Exercise details
Find each line with "name" and copy it.

Record list
● ● ●

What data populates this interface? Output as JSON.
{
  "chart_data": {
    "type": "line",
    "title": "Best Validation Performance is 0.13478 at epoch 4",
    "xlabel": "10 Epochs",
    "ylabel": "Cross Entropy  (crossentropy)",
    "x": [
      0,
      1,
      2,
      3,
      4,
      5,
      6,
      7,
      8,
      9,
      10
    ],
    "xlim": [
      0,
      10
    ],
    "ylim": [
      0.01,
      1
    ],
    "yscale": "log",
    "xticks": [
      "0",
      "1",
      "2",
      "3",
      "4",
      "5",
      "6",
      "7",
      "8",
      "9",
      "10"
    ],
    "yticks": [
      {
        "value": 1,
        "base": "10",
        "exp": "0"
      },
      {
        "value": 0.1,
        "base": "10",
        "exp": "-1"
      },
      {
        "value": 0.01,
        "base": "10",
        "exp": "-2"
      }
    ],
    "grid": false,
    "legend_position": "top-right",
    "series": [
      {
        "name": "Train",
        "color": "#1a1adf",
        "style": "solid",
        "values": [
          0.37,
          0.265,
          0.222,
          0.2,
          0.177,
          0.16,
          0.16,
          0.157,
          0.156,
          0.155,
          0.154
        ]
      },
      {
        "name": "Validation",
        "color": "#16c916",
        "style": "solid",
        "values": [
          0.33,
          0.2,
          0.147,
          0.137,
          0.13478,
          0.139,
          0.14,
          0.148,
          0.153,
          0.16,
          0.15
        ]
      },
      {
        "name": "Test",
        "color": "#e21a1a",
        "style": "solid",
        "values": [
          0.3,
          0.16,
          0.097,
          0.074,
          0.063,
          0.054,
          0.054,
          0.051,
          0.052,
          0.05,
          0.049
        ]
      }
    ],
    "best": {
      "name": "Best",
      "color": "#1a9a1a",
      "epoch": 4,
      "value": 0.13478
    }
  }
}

● ● ●

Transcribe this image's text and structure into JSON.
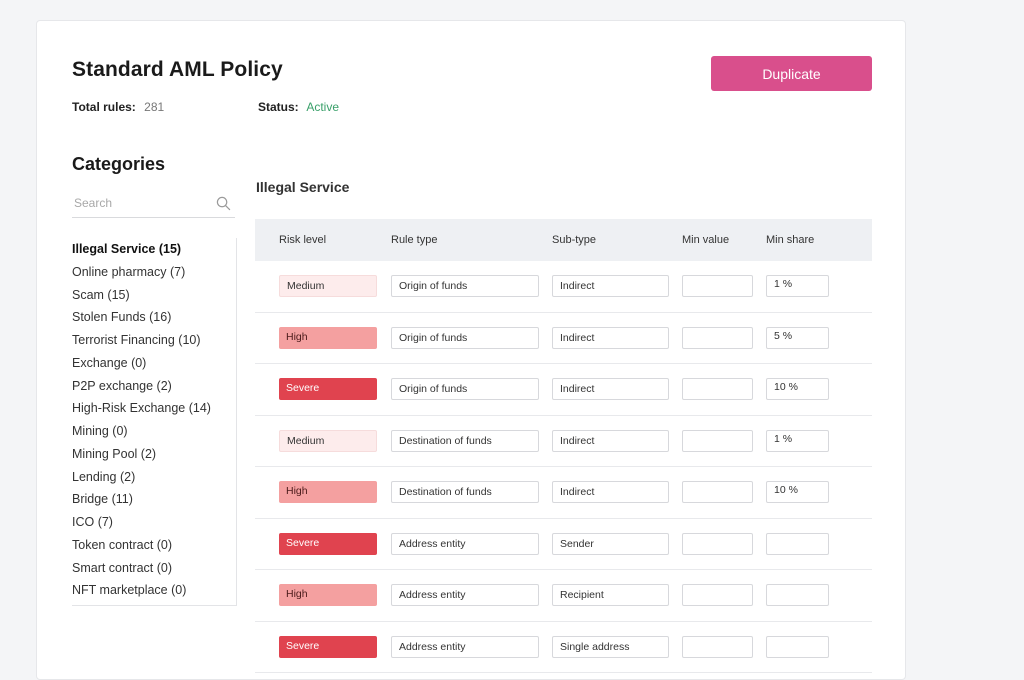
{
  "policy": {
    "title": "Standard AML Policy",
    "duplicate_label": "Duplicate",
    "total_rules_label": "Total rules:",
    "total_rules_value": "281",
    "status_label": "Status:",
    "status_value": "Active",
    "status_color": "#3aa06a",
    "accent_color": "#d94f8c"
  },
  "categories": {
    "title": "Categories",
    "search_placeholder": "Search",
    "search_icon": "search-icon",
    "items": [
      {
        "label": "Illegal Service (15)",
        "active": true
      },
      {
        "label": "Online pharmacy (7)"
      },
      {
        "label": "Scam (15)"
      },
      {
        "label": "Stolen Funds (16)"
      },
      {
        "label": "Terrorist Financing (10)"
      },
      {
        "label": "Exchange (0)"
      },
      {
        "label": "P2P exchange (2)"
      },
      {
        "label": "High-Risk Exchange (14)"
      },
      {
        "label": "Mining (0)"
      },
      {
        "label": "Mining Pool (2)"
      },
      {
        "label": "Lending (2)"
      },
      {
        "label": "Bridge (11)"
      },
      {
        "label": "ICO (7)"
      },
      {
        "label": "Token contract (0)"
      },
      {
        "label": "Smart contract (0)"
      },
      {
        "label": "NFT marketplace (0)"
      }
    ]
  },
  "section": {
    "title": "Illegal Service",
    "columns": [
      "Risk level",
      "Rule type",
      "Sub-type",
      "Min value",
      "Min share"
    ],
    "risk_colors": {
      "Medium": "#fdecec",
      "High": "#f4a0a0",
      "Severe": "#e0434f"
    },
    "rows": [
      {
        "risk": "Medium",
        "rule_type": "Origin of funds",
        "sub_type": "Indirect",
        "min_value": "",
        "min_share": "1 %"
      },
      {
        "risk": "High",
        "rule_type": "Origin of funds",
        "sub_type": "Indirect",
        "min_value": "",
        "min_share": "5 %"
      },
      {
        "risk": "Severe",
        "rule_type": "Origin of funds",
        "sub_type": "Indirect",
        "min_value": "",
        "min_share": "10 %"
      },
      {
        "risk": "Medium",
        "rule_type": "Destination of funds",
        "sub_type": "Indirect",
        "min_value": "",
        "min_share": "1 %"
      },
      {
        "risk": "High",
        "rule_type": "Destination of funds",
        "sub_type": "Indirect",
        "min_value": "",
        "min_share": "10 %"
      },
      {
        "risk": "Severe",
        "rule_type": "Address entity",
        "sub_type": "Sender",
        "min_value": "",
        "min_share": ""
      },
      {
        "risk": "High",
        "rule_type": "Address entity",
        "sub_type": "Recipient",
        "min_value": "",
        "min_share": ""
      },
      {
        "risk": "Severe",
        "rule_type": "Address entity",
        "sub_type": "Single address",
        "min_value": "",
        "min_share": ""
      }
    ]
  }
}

● ● ●

Solved exercise
        "name": "Train",
        "name": "Validation",
        "name": "Test",
      "name": "Best",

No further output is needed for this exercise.